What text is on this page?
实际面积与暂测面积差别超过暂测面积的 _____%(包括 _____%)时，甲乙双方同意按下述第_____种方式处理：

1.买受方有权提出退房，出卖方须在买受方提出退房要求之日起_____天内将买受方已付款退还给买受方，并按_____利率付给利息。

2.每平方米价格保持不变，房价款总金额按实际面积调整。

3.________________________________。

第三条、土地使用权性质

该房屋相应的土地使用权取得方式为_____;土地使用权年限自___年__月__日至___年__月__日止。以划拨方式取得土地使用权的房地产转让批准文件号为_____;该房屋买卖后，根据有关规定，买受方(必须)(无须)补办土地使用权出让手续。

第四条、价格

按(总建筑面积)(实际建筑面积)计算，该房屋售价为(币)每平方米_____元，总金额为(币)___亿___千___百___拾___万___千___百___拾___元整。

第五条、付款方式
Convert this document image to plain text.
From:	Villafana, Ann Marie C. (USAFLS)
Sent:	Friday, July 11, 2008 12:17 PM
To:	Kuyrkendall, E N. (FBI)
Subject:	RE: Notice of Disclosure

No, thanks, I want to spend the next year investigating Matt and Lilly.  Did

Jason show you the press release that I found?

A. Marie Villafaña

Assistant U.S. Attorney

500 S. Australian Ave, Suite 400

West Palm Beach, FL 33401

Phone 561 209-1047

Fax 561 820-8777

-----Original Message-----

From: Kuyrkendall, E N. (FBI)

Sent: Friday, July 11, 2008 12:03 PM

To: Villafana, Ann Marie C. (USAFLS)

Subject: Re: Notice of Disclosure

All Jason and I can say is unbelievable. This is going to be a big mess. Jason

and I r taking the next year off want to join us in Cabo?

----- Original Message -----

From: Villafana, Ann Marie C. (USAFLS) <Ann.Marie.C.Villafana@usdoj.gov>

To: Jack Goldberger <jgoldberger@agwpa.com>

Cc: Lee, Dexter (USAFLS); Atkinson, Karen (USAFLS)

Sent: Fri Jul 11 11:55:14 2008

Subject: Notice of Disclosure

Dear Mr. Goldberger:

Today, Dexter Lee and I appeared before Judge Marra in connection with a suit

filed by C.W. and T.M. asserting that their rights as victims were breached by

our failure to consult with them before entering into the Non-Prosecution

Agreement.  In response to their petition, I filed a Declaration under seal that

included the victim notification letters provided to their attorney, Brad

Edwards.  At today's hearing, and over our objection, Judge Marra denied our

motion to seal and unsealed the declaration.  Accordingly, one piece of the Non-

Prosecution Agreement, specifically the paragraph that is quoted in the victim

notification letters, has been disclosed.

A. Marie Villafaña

○ ○ ○

■ **Task statement**: Return all of the data word for word.

■ **Solution to this exercise**:
What text is on this page?
实际面积与暂测面积差别超过暂测面积的 _____%(包括 _____%)时，甲乙双方同意按下述第_____种方式处理：

1.买受方有权提出退房，出卖方须在买受方提出退房要求之日起_____天内将买受方已付款退还给买受方，并按_____利率付给利息。

2.每平方米价格保持不变，房价款总金额按实际面积调整。

3.________________________________。

第三条、土地使用权性质

该房屋相应的土地使用权取得方式为_____;土地使用权年限自___年__月__日至___年__月__日止。以划拨方式取得土地使用权的房地产转让批准文件号为_____;该房屋买卖后，根据有关规定，买受方(必须)(无须)补办土地使用权出让手续。

第四条、价格

按(总建筑面积)(实际建筑面积)计算，该房屋售价为(币)每平方米_____元，总金额为(币)___亿___千___百___拾___万___千___百___拾___元整。

第五条、付款方式
Convert this document image to plain text.
From:	Villafana, Ann Marie C. (USAFLS)
Sent:	Friday, July 11, 2008 12:17 PM
To:	Kuyrkendall, E N. (FBI)
Subject:	RE: Notice of Disclosure

No, thanks, I want to spend the next year investigating Matt and Lilly.  Did

Jason show you the press release that I found?

A. Marie Villafaña

Assistant U.S. Attorney

500 S. Australian Ave, Suite 400

West Palm Beach, FL 33401

Phone 561 209-1047

Fax 561 820-8777

-----Original Message-----

From: Kuyrkendall, E N. (FBI)

Sent: Friday, July 11, 2008 12:03 PM

To: Villafana, Ann Marie C. (USAFLS)

Subject: Re: Notice of Disclosure

All Jason and I can say is unbelievable. This is going to be a big mess. Jason

and I r taking the next year off want to join us in Cabo?

----- Original Message -----

From: Villafana, Ann Marie C. (USAFLS) <Ann.Marie.C.Villafana@usdoj.gov>

To: Jack Goldberger <jgoldberger@agwpa.com>

Cc: Lee, Dexter (USAFLS); Atkinson, Karen (USAFLS)

Sent: Fri Jul 11 11:55:14 2008

Subject: Notice of Disclosure

Dear Mr. Goldberger:

Today, Dexter Lee and I appeared before Judge Marra in connection with a suit

filed by C.W. and T.M. asserting that their rights as victims were breached by

our failure to consult with them before entering into the Non-Prosecution

Agreement.  In response to their petition, I filed a Declaration under seal that

included the victim notification letters provided to their attorney, Brad

Edwards.  At today's hearing, and over our objection, Judge Marra denied our

motion to seal and unsealed the declaration.  Accordingly, one piece of the Non-

Prosecution Agreement, specifically the paragraph that is quoted in the victim

notification letters, has been disclosed.

A. Marie Villafaña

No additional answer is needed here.